**Aim**
Copy the data exactly as it appears, and do not include any pictures.

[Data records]
- - -
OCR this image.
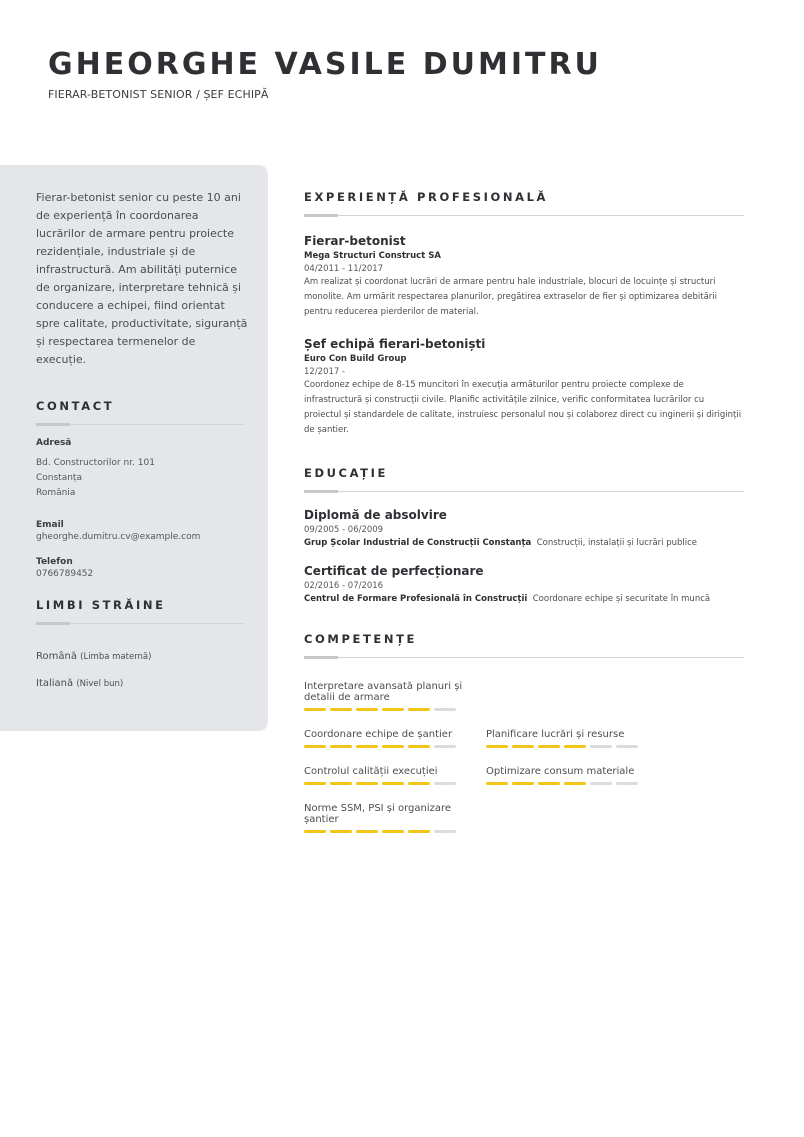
GHEORGHE VASILE DUMITRU
FIERAR-BETONIST SENIOR / ȘEF ECHIPĂ
Fierar-betonist senior cu peste 10 ani de experiență în coordonarea lucrărilor de armare pentru proiecte rezidențiale, industriale și de infrastructură. Am abilități puternice de organizare, interpretare tehnică și conducere a echipei, fiind orientat spre calitate, productivitate, siguranță și respectarea termenelor de execuție.
CONTACT
Adresă
Bd. Constructorilor nr. 101
Constanța
România
Email
gheorghe.dumitru.cv@example.com
Telefon
0766789452
LIMBI STRĂINE
Română (Limba maternă)
Italiană (Nivel bun)
EXPERIENȚĂ PROFESIONALĂ
Fierar-betonist
Mega Structuri Construct SA
04/2011 - 11/2017
Am realizat și coordonat lucrări de armare pentru hale industriale, blocuri de locuințe și structuri monolite. Am urmărit respectarea planurilor, pregătirea extraselor de fier și optimizarea debitării pentru reducerea pierderilor de material.
Șef echipă fierari-betoniști
Euro Con Build Group
12/2017 -
Coordonez echipe de 8-15 muncitori în execuția armăturilor pentru proiecte complexe de infrastructură și construcții civile. Planific activitățile zilnice, verific conformitatea lucrărilor cu proiectul și standardele de calitate, instruiesc personalul nou și colaborez direct cu inginerii și diriginții de șantier.
EDUCAȚIE
Diplomă de absolvire
09/2005 - 06/2009
Grup Școlar Industrial de Construcții Constanța Construcții, instalații și lucrări publice
Certificat de perfecționare
02/2016 - 07/2016
Centrul de Formare Profesională în Construcții Coordonare echipe și securitate în muncă
COMPETENȚE
Interpretare avansată planuri și detalii de armare
Coordonare echipe de șantier	Planificare lucrări și resurse
Controlul calității execuției	Optimizare consum materiale
Norme SSM, PSI și organizare șantier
- - -
**Written answer**
OCR this image.
GHEORGHE VASILE DUMITRU
FIERAR-BETONIST SENIOR / ȘEF ECHIPĂ
Fierar-betonist senior cu peste 10 ani de experiență în coordonarea lucrărilor de armare pentru proiecte rezidențiale, industriale și de infrastructură. Am abilități puternice de organizare, interpretare tehnică și conducere a echipei, fiind orientat spre calitate, productivitate, siguranță și respectarea termenelor de execuție.
CONTACT
Adresă
Bd. Constructorilor nr. 101
Constanța
România
Email
gheorghe.dumitru.cv@example.com
Telefon
0766789452
LIMBI STRĂINE
Română (Limba maternă)
Italiană (Nivel bun)
EXPERIENȚĂ PROFESIONALĂ
Fierar-betonist
Mega Structuri Construct SA
04/2011 - 11/2017
Am realizat și coordonat lucrări de armare pentru hale industriale, blocuri de locuințe și structuri monolite. Am urmărit respectarea planurilor, pregătirea extraselor de fier și optimizarea debitării pentru reducerea pierderilor de material.
Șef echipă fierari-betoniști
Euro Con Build Group
12/2017 -
Coordonez echipe de 8-15 muncitori în execuția armăturilor pentru proiecte complexe de infrastructură și construcții civile. Planific activitățile zilnice, verific conformitatea lucrărilor cu proiectul și standardele de calitate, instruiesc personalul nou și colaborez direct cu inginerii și diriginții de șantier.
EDUCAȚIE
Diplomă de absolvire
09/2005 - 06/2009
Grup Școlar Industrial de Construcții Constanța Construcții, instalații și lucrări publice
Certificat de perfecționare
02/2016 - 07/2016
Centrul de Formare Profesională în Construcții Coordonare echipe și securitate în muncă
COMPETENȚE
Interpretare avansată planuri și detalii de armare
Coordonare echipe de șantier	Planificare lucrări și resurse
Controlul calității execuției	Optimizare consum materiale
Norme SSM, PSI și organizare șantier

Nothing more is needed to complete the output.